=== Records ===
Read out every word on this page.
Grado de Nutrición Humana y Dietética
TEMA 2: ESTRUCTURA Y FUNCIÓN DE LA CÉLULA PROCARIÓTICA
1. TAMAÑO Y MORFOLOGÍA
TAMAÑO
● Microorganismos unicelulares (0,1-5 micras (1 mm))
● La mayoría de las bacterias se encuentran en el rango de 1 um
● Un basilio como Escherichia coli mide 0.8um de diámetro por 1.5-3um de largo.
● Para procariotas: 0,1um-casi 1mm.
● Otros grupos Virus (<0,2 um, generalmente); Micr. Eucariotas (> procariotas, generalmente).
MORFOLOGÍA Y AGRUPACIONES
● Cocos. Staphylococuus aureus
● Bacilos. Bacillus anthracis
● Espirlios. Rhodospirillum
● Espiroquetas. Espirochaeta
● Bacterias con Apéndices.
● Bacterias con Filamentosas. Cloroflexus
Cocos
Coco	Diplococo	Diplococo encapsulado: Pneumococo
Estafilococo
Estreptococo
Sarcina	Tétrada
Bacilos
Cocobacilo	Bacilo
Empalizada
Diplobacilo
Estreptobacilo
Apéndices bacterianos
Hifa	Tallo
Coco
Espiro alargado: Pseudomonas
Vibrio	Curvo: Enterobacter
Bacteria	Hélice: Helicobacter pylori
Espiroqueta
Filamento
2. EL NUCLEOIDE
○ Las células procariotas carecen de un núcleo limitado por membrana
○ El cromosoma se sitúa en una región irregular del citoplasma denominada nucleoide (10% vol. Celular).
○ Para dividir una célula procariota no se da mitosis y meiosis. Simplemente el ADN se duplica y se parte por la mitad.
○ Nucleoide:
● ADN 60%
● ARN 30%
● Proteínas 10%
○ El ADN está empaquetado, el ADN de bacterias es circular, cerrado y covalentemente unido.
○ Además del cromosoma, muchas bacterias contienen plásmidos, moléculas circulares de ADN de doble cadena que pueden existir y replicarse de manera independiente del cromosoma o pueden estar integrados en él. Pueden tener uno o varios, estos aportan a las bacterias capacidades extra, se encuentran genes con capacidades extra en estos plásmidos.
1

=== About this exercise ===
Please output each entry above exactly, leaving nothing out.

=== Answer for the task ===
Read out every word on this page.
Grado de Nutrición Humana y Dietética
TEMA 2: ESTRUCTURA Y FUNCIÓN DE LA CÉLULA PROCARIÓTICA
1. TAMAÑO Y MORFOLOGÍA
TAMAÑO
● Microorganismos unicelulares (0,1-5 micras (1 mm))
● La mayoría de las bacterias se encuentran en el rango de 1 um
● Un basilio como Escherichia coli mide 0.8um de diámetro por 1.5-3um de largo.
● Para procariotas: 0,1um-casi 1mm.
● Otros grupos Virus (<0,2 um, generalmente); Micr. Eucariotas (> procariotas, generalmente).
MORFOLOGÍA Y AGRUPACIONES
● Cocos. Staphylococuus aureus
● Bacilos. Bacillus anthracis
● Espirlios. Rhodospirillum
● Espiroquetas. Espirochaeta
● Bacterias con Apéndices.
● Bacterias con Filamentosas. Cloroflexus
Cocos
Coco	Diplococo	Diplococo encapsulado: Pneumococo
Estafilococo
Estreptococo
Sarcina	Tétrada
Bacilos
Cocobacilo	Bacilo
Empalizada
Diplobacilo
Estreptobacilo
Apéndices bacterianos
Hifa	Tallo
Coco
Espiro alargado: Pseudomonas
Vibrio	Curvo: Enterobacter
Bacteria	Hélice: Helicobacter pylori
Espiroqueta
Filamento
2. EL NUCLEOIDE
○ Las células procariotas carecen de un núcleo limitado por membrana
○ El cromosoma se sitúa en una región irregular del citoplasma denominada nucleoide (10% vol. Celular).
○ Para dividir una célula procariota no se da mitosis y meiosis. Simplemente el ADN se duplica y se parte por la mitad.
○ Nucleoide:
● ADN 60%
● ARN 30%
● Proteínas 10%
○ El ADN está empaquetado, el ADN de bacterias es circular, cerrado y covalentemente unido.
○ Además del cromosoma, muchas bacterias contienen plásmidos, moléculas circulares de ADN de doble cadena que pueden existir y replicarse de manera independiente del cromosoma o pueden estar integrados en él. Pueden tener uno o varios, estos aportan a las bacterias capacidades extra, se encuentran genes con capacidades extra en estos plásmidos.
1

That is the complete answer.